'''
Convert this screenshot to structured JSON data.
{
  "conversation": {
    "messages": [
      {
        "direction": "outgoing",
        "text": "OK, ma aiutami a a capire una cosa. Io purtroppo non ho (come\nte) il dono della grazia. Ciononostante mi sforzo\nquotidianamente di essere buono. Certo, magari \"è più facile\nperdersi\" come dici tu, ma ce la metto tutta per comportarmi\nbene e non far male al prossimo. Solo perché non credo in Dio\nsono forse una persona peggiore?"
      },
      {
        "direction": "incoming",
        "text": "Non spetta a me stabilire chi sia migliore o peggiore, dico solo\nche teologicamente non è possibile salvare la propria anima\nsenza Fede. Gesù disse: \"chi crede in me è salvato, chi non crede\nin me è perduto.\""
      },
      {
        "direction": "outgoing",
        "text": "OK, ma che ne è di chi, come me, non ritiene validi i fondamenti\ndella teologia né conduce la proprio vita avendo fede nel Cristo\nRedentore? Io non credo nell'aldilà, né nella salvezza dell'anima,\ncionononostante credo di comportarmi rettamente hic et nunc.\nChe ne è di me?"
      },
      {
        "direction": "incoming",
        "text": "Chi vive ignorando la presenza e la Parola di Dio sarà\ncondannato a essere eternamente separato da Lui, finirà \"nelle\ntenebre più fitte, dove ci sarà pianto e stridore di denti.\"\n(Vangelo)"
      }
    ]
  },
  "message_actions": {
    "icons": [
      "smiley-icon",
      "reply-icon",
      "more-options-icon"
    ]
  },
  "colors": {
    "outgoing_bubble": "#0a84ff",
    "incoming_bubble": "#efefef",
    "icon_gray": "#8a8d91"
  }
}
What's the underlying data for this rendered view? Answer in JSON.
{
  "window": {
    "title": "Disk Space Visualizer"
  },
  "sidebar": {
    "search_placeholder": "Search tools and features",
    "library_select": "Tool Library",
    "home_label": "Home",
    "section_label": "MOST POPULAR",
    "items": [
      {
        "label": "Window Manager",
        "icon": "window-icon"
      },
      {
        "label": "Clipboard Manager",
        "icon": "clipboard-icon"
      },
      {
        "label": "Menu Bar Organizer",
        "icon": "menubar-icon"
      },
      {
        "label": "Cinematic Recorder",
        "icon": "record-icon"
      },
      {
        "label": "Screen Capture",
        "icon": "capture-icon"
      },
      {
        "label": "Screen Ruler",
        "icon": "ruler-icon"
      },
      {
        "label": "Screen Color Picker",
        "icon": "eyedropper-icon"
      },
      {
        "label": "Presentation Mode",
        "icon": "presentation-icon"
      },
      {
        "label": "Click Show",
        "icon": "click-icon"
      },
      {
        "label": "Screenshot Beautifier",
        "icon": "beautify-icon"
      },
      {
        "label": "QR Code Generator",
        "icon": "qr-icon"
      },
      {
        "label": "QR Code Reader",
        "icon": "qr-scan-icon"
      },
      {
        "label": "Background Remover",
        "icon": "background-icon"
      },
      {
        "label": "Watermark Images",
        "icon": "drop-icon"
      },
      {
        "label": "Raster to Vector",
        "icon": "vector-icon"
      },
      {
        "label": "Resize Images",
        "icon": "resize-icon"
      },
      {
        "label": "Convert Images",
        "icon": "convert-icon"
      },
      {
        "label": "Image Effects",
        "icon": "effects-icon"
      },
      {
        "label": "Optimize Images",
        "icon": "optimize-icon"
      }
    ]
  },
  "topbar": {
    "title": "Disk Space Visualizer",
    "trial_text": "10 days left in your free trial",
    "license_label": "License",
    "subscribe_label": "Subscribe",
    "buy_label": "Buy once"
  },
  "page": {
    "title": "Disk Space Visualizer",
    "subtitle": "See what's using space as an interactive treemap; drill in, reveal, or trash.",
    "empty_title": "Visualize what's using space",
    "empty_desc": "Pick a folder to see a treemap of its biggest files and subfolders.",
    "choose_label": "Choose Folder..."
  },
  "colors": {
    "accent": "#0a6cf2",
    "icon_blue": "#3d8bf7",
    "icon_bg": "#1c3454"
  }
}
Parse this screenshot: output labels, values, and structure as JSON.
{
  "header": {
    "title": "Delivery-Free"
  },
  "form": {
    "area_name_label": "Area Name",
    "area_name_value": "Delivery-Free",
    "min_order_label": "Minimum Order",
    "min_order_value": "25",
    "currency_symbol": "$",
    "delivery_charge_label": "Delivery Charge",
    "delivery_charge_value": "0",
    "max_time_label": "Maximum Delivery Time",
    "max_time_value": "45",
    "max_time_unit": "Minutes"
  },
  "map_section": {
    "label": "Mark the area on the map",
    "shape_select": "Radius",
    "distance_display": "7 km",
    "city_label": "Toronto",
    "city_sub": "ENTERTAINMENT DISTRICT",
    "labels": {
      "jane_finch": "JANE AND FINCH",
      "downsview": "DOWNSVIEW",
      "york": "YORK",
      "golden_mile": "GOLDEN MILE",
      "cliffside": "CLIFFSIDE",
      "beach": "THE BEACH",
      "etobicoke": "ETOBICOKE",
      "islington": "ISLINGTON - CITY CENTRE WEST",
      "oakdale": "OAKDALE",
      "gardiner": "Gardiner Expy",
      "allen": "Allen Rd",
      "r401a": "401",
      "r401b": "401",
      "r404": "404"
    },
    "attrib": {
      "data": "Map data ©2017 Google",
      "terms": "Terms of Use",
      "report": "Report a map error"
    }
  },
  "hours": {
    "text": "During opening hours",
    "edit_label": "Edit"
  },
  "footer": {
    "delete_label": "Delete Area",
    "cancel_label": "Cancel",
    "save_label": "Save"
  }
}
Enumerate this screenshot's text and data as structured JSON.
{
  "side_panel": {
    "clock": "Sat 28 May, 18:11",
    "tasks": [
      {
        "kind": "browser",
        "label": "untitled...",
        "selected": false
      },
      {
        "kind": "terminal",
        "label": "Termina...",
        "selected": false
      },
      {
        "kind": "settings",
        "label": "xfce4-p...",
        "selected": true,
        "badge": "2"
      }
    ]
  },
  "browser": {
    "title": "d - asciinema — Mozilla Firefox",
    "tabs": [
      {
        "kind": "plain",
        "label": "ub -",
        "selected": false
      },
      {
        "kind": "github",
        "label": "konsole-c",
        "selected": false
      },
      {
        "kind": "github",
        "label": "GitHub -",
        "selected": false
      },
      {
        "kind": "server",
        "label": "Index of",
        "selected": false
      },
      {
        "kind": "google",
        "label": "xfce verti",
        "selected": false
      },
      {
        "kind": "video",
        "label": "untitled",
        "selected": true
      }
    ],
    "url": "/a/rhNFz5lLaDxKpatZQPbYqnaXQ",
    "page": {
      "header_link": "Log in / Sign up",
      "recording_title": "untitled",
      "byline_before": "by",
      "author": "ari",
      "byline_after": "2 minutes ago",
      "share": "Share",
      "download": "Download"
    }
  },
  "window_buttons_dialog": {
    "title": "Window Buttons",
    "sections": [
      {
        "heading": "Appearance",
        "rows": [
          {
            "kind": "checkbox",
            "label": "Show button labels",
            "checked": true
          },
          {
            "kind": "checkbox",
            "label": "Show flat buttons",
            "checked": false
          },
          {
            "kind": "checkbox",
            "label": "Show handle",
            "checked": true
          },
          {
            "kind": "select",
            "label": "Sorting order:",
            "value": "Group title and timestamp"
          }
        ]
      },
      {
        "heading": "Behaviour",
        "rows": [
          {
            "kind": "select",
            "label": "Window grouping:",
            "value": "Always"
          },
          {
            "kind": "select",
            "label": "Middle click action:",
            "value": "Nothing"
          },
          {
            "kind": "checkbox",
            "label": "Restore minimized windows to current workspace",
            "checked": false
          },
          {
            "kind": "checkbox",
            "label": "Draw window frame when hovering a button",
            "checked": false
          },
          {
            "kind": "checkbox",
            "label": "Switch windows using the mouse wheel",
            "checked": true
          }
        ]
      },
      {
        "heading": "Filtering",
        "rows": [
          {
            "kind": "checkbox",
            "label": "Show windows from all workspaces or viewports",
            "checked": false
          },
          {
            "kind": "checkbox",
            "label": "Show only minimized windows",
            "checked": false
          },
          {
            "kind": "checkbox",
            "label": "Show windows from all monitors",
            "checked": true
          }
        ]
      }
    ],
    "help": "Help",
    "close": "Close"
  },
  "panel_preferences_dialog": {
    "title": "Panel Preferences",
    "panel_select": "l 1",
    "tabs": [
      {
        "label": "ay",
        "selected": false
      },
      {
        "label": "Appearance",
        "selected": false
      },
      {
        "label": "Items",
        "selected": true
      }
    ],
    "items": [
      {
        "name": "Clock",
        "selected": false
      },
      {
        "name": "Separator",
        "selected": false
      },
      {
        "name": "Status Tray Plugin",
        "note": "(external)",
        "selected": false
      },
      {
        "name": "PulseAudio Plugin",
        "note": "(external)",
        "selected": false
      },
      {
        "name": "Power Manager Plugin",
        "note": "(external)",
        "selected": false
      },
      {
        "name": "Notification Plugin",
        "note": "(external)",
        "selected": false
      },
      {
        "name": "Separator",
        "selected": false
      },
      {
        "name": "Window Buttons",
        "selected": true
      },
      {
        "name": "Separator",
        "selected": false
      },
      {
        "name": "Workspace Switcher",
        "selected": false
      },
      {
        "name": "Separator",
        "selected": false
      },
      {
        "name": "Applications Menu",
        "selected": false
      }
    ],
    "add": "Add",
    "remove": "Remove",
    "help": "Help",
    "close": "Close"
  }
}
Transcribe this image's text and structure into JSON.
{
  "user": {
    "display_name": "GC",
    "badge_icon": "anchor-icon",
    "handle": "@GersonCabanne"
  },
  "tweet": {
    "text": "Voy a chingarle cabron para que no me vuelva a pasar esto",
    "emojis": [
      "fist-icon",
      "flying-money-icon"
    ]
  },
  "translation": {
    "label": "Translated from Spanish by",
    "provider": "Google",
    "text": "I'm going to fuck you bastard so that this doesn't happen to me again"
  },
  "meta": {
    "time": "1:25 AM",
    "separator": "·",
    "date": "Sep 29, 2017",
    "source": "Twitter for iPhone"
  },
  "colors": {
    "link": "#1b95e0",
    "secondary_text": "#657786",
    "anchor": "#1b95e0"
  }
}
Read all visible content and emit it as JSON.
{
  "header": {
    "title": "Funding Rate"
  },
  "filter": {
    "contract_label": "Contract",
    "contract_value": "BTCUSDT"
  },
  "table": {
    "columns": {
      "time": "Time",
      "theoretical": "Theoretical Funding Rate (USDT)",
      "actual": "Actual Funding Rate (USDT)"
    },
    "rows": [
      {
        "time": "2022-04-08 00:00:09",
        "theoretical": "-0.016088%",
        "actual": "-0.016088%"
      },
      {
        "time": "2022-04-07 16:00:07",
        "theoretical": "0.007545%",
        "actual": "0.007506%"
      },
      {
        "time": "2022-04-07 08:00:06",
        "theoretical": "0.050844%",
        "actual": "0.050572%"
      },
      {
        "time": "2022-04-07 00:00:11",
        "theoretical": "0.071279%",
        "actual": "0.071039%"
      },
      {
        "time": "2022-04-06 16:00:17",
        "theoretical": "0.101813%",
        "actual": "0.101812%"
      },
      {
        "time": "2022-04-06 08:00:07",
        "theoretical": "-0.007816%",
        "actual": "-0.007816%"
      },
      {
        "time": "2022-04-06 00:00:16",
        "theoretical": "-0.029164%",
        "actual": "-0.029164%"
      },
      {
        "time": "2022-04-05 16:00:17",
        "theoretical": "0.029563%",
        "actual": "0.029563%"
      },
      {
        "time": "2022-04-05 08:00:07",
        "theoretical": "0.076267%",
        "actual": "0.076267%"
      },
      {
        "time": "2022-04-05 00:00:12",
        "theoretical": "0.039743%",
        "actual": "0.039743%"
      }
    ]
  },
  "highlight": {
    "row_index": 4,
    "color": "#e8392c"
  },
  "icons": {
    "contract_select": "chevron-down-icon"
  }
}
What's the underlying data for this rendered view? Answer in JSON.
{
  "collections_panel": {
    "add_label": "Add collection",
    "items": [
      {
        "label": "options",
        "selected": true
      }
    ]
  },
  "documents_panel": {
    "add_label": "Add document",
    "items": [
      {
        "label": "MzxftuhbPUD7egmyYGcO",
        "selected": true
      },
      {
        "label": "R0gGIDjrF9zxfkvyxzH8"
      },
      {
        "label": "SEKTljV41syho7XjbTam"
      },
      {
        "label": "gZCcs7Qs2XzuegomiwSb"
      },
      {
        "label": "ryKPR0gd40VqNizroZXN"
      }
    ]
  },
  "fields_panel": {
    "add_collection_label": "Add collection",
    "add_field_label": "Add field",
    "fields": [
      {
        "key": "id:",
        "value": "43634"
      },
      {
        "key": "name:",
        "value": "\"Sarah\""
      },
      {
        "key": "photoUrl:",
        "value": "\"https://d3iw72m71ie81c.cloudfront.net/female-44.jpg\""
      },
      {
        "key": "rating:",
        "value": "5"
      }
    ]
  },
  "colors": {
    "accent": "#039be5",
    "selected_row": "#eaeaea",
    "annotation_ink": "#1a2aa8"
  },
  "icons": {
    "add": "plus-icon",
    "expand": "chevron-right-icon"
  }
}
'''
**Task requirements**. Look through the data and gather every line with the string "credo" in it.

**Response below**.
        "text": "OK, ma aiutami a a capire una cosa. Io purtroppo non ho (come\nte) il dono della grazia. Ciononostante mi sforzo\nquotidianamente di essere buono. Certo, magari \"è più facile\nperdersi\" come dici tu, ma ce la metto tutta per comportarmi\nbene e non far male al prossimo. Solo perché non credo in Dio\nsono forse una persona peggiore?"
        "text": "OK, ma che ne è di chi, come me, non ritiene validi i fondamenti\ndella teologia né conduce la proprio vita avendo fede nel Cristo\nRedentore? Io non credo nell'aldilà, né nella salvezza dell'anima,\ncionononostante credo di comportarmi rettamente hic et nunc.\nChe ne è di me?"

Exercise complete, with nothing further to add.